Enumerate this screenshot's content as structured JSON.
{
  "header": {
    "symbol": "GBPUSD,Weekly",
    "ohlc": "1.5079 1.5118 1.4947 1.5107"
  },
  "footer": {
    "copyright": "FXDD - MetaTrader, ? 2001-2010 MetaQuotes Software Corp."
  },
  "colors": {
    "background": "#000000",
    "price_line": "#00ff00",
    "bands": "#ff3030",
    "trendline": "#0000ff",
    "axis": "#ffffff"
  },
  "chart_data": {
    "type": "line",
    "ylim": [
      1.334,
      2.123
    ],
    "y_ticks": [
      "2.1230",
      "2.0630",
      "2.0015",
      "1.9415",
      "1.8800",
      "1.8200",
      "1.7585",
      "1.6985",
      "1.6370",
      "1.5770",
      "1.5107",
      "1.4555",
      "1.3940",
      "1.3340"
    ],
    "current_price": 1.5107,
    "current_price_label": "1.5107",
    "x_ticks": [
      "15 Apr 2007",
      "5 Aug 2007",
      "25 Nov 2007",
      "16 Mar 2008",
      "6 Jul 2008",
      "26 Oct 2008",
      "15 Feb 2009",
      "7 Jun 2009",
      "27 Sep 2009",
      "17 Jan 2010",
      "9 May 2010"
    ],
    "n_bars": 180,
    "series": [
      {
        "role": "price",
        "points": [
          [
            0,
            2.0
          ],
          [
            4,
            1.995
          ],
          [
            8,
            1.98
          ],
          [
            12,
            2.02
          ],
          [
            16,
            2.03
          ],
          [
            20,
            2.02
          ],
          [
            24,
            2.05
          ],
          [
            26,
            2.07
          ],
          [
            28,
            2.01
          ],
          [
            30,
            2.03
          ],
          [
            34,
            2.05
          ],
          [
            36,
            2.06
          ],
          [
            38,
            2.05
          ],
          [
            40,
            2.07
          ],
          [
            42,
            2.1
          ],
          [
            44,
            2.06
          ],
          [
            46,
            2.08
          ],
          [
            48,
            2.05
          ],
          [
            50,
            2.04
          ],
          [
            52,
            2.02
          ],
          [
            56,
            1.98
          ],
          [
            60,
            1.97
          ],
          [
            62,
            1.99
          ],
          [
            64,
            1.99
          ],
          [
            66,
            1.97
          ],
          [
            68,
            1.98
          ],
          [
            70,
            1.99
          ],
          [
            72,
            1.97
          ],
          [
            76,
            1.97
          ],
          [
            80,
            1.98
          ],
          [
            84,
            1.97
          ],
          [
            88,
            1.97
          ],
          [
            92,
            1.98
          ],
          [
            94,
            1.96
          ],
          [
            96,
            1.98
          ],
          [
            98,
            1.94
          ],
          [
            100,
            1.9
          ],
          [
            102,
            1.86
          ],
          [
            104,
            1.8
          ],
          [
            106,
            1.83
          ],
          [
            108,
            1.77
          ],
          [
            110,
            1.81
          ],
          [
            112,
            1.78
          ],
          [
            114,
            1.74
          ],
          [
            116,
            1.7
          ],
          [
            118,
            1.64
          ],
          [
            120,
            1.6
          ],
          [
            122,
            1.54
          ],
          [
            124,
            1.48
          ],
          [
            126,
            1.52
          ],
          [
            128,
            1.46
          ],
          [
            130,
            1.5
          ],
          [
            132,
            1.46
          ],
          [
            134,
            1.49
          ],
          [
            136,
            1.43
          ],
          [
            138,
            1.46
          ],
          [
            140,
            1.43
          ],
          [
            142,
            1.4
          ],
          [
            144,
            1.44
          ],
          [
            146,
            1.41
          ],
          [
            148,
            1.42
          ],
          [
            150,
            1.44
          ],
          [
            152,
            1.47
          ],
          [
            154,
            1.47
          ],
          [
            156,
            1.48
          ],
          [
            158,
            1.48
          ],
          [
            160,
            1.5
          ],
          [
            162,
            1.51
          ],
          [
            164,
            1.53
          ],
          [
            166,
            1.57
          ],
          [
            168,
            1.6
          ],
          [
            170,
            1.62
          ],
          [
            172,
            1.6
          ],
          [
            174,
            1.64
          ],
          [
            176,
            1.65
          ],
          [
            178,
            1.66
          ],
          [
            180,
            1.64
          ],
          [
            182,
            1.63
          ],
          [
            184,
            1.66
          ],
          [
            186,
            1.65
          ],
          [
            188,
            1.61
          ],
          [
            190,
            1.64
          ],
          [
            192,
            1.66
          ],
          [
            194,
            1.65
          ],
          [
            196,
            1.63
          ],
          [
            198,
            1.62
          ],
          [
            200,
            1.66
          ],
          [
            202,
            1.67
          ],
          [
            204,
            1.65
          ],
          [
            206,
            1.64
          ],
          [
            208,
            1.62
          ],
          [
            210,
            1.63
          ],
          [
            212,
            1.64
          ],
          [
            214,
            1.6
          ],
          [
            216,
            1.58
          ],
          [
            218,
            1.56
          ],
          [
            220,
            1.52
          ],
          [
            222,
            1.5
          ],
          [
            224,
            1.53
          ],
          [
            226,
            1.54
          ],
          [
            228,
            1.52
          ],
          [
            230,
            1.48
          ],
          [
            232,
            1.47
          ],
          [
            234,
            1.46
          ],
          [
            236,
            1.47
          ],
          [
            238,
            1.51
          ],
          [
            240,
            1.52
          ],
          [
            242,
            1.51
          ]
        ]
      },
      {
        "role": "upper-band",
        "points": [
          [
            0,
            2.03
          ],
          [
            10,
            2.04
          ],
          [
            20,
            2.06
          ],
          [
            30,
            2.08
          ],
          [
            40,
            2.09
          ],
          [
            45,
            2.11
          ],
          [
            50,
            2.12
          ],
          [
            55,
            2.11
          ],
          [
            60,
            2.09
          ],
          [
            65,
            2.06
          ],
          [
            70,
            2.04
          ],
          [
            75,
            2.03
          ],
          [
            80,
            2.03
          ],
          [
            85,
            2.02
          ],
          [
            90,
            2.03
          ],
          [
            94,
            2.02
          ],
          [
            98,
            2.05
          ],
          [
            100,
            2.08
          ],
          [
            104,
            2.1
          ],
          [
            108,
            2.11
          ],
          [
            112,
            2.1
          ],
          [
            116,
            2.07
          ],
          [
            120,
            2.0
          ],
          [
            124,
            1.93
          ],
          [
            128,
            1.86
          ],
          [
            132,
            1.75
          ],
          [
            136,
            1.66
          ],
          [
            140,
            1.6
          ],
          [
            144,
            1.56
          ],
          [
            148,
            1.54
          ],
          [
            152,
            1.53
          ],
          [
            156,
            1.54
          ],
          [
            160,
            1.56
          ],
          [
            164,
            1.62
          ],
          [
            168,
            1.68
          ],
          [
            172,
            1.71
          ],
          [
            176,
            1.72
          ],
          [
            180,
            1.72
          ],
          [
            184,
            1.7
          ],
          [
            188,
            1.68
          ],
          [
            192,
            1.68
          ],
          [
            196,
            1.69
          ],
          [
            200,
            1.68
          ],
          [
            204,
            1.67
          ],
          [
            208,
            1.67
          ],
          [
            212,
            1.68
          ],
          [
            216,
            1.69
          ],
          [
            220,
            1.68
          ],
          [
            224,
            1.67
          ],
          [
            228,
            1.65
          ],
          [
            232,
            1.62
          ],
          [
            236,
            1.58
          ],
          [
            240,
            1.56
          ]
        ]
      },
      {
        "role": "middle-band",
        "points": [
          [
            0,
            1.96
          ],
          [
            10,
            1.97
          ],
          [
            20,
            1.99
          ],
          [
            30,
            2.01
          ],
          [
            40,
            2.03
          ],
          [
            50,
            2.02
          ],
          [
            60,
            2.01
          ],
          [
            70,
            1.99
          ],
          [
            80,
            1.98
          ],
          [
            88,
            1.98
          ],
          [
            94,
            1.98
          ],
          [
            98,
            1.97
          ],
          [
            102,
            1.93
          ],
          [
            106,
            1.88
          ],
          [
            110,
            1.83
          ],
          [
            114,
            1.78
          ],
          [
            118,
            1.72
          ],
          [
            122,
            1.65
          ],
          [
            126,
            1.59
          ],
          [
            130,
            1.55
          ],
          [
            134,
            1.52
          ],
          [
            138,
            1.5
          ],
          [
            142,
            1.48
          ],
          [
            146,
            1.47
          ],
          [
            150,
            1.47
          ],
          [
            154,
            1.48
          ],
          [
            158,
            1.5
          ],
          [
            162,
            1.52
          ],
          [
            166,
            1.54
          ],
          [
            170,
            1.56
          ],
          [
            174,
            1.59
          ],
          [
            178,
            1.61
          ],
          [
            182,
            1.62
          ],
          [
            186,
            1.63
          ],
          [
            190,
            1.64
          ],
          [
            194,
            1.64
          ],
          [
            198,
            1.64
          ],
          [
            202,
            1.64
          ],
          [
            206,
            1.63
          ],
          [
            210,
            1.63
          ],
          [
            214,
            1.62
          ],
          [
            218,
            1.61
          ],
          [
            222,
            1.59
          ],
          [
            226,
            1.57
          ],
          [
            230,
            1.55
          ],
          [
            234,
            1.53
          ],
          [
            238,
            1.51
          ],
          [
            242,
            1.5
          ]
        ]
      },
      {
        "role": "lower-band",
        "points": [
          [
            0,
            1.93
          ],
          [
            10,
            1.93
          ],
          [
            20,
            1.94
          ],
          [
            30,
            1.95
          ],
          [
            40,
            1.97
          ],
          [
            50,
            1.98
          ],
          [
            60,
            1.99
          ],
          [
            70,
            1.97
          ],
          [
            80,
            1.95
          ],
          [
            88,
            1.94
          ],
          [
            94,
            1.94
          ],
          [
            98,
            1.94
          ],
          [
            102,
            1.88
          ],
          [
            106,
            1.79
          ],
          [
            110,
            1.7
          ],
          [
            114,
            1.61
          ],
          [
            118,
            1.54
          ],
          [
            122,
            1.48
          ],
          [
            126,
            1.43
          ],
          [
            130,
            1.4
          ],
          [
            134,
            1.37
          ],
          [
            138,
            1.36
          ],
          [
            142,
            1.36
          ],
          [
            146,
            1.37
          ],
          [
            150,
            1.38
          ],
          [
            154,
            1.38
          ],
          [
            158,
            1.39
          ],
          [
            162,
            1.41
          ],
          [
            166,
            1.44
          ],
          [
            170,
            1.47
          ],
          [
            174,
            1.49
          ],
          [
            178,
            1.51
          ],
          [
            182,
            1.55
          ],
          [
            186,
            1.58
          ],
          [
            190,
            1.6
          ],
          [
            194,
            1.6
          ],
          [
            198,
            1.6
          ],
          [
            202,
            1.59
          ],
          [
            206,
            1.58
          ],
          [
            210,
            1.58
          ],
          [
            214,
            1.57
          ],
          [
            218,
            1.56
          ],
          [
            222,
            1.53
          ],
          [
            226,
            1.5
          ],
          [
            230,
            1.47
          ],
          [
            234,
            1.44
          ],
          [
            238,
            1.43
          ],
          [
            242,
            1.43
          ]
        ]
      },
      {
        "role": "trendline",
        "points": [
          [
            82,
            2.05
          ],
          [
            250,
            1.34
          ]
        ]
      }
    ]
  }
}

REQUIRED WORK –
Copy out every line from the data above that has "role" in it.

OUTPUT –
        "role": "price",
        "role": "upper-band",
        "role": "middle-band",
        "role": "lower-band",
        "role": "trendline",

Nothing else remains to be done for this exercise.